Records from a dataset
* * * * *

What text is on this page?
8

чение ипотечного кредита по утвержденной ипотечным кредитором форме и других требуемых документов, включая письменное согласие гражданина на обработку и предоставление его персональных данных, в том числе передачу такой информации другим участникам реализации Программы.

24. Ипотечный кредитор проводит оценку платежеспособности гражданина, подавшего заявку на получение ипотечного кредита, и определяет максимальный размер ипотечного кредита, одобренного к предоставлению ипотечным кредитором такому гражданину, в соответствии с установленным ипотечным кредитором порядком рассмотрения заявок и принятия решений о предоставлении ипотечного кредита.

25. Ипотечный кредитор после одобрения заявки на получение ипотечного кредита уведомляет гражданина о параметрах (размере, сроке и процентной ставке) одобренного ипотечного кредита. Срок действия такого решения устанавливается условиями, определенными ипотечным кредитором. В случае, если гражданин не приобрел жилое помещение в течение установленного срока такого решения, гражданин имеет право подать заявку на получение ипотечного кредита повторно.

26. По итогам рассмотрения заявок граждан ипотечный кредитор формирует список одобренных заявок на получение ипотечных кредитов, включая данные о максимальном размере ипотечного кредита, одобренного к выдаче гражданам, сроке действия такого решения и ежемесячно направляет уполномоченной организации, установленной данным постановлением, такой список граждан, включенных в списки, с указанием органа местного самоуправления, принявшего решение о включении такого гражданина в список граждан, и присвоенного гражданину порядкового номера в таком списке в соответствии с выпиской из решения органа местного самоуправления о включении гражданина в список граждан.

* * * * *

» PROBLEM
Print all of the entries exactly as they appear.

» ANSWER TO THIS EXERCISE
What text is on this page?
8

чение ипотечного кредита по утвержденной ипотечным кредитором форме и других требуемых документов, включая письменное согласие гражданина на обработку и предоставление его персональных данных, в том числе передачу такой информации другим участникам реализации Программы.

24. Ипотечный кредитор проводит оценку платежеспособности гражданина, подавшего заявку на получение ипотечного кредита, и определяет максимальный размер ипотечного кредита, одобренного к предоставлению ипотечным кредитором такому гражданину, в соответствии с установленным ипотечным кредитором порядком рассмотрения заявок и принятия решений о предоставлении ипотечного кредита.

25. Ипотечный кредитор после одобрения заявки на получение ипотечного кредита уведомляет гражданина о параметрах (размере, сроке и процентной ставке) одобренного ипотечного кредита. Срок действия такого решения устанавливается условиями, определенными ипотечным кредитором. В случае, если гражданин не приобрел жилое помещение в течение установленного срока такого решения, гражданин имеет право подать заявку на получение ипотечного кредита повторно.

26. По итогам рассмотрения заявок граждан ипотечный кредитор формирует список одобренных заявок на получение ипотечных кредитов, включая данные о максимальном размере ипотечного кредита, одобренного к выдаче гражданам, сроке действия такого решения и ежемесячно направляет уполномоченной организации, установленной данным постановлением, такой список граждан, включенных в списки, с указанием органа местного самоуправления, принявшего решение о включении такого гражданина в список граждан, и присвоенного гражданину порядкового номера в таком списке в соответствии с выпиской из решения органа местного самоуправления о включении гражданина в список граждан.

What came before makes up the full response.